Every line of the material below should be repeated exactly.

==== Recorded information

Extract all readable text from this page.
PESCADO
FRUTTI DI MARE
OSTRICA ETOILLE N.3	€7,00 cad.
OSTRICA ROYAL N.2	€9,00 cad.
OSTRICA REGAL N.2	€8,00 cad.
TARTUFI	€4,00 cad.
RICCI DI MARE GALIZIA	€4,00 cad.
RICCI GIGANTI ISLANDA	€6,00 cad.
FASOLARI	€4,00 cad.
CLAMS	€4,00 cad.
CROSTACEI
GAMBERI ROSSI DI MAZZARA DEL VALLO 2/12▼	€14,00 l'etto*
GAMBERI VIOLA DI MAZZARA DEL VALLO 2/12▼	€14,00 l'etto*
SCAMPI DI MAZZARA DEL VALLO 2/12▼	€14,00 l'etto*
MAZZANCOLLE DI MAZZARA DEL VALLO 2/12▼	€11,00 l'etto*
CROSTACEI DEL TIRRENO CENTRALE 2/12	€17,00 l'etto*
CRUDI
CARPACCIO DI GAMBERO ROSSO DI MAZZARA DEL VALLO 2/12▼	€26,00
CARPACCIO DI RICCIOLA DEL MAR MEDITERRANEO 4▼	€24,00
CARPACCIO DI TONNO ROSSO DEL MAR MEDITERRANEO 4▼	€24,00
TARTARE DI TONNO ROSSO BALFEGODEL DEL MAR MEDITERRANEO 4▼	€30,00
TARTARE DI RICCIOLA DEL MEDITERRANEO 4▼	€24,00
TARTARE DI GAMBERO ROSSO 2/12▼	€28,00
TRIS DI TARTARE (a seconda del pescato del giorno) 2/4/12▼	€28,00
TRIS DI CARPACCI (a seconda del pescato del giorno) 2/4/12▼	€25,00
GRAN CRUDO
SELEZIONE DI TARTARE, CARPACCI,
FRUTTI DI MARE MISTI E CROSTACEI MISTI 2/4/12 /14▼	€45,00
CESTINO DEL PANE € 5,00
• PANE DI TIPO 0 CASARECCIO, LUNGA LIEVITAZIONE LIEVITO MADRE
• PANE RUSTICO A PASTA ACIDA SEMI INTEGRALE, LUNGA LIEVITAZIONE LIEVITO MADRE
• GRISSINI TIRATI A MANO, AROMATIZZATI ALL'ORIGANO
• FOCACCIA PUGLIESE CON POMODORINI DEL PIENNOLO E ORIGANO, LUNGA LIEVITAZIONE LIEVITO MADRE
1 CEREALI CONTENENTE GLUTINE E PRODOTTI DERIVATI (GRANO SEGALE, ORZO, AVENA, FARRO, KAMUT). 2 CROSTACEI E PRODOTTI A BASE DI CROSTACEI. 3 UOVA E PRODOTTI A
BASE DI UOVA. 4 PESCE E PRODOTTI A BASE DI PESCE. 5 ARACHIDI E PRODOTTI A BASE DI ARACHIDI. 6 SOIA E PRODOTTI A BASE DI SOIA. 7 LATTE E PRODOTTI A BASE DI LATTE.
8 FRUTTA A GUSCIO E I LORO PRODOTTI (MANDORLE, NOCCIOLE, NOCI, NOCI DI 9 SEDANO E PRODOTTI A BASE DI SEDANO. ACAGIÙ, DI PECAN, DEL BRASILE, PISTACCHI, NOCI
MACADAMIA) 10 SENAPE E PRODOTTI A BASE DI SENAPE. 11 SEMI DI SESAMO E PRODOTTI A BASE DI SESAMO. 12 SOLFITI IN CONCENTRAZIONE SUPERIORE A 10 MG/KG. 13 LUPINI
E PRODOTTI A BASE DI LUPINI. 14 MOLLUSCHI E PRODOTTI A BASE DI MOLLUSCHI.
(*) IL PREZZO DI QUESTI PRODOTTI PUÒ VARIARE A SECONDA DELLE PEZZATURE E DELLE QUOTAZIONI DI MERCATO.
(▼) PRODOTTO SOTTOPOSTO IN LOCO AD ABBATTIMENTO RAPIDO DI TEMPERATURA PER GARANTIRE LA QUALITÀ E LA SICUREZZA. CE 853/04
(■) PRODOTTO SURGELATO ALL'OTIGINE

========

* Task response:
Extract all readable text from this page.
PESCADO
FRUTTI DI MARE
OSTRICA ETOILLE N.3	€7,00 cad.
OSTRICA ROYAL N.2	€9,00 cad.
OSTRICA REGAL N.2	€8,00 cad.
TARTUFI	€4,00 cad.
RICCI DI MARE GALIZIA	€4,00 cad.
RICCI GIGANTI ISLANDA	€6,00 cad.
FASOLARI	€4,00 cad.
CLAMS	€4,00 cad.
CROSTACEI
GAMBERI ROSSI DI MAZZARA DEL VALLO 2/12▼	€14,00 l'etto*
GAMBERI VIOLA DI MAZZARA DEL VALLO 2/12▼	€14,00 l'etto*
SCAMPI DI MAZZARA DEL VALLO 2/12▼	€14,00 l'etto*
MAZZANCOLLE DI MAZZARA DEL VALLO 2/12▼	€11,00 l'etto*
CROSTACEI DEL TIRRENO CENTRALE 2/12	€17,00 l'etto*
CRUDI
CARPACCIO DI GAMBERO ROSSO DI MAZZARA DEL VALLO 2/12▼	€26,00
CARPACCIO DI RICCIOLA DEL MAR MEDITERRANEO 4▼	€24,00
CARPACCIO DI TONNO ROSSO DEL MAR MEDITERRANEO 4▼	€24,00
TARTARE DI TONNO ROSSO BALFEGODEL DEL MAR MEDITERRANEO 4▼	€30,00
TARTARE DI RICCIOLA DEL MEDITERRANEO 4▼	€24,00
TARTARE DI GAMBERO ROSSO 2/12▼	€28,00
TRIS DI TARTARE (a seconda del pescato del giorno) 2/4/12▼	€28,00
TRIS DI CARPACCI (a seconda del pescato del giorno) 2/4/12▼	€25,00
GRAN CRUDO
SELEZIONE DI TARTARE, CARPACCI,
FRUTTI DI MARE MISTI E CROSTACEI MISTI 2/4/12 /14▼	€45,00
CESTINO DEL PANE € 5,00
• PANE DI TIPO 0 CASARECCIO, LUNGA LIEVITAZIONE LIEVITO MADRE
• PANE RUSTICO A PASTA ACIDA SEMI INTEGRALE, LUNGA LIEVITAZIONE LIEVITO MADRE
• GRISSINI TIRATI A MANO, AROMATIZZATI ALL'ORIGANO
• FOCACCIA PUGLIESE CON POMODORINI DEL PIENNOLO E ORIGANO, LUNGA LIEVITAZIONE LIEVITO MADRE
1 CEREALI CONTENENTE GLUTINE E PRODOTTI DERIVATI (GRANO SEGALE, ORZO, AVENA, FARRO, KAMUT). 2 CROSTACEI E PRODOTTI A BASE DI CROSTACEI. 3 UOVA E PRODOTTI A
BASE DI UOVA. 4 PESCE E PRODOTTI A BASE DI PESCE. 5 ARACHIDI E PRODOTTI A BASE DI ARACHIDI. 6 SOIA E PRODOTTI A BASE DI SOIA. 7 LATTE E PRODOTTI A BASE DI LATTE.
8 FRUTTA A GUSCIO E I LORO PRODOTTI (MANDORLE, NOCCIOLE, NOCI, NOCI DI 9 SEDANO E PRODOTTI A BASE DI SEDANO. ACAGIÙ, DI PECAN, DEL BRASILE, PISTACCHI, NOCI
MACADAMIA) 10 SENAPE E PRODOTTI A BASE DI SENAPE. 11 SEMI DI SESAMO E PRODOTTI A BASE DI SESAMO. 12 SOLFITI IN CONCENTRAZIONE SUPERIORE A 10 MG/KG. 13 LUPINI
E PRODOTTI A BASE DI LUPINI. 14 MOLLUSCHI E PRODOTTI A BASE DI MOLLUSCHI.
(*) IL PREZZO DI QUESTI PRODOTTI PUÒ VARIARE A SECONDA DELLE PEZZATURE E DELLE QUOTAZIONI DI MERCATO.
(▼) PRODOTTO SOTTOPOSTO IN LOCO AD ABBATTIMENTO RAPIDO DI TEMPERATURA PER GARANTIRE LA QUALITÀ E LA SICUREZZA. CE 853/04
(■) PRODOTTO SURGELATO ALL'OTIGINE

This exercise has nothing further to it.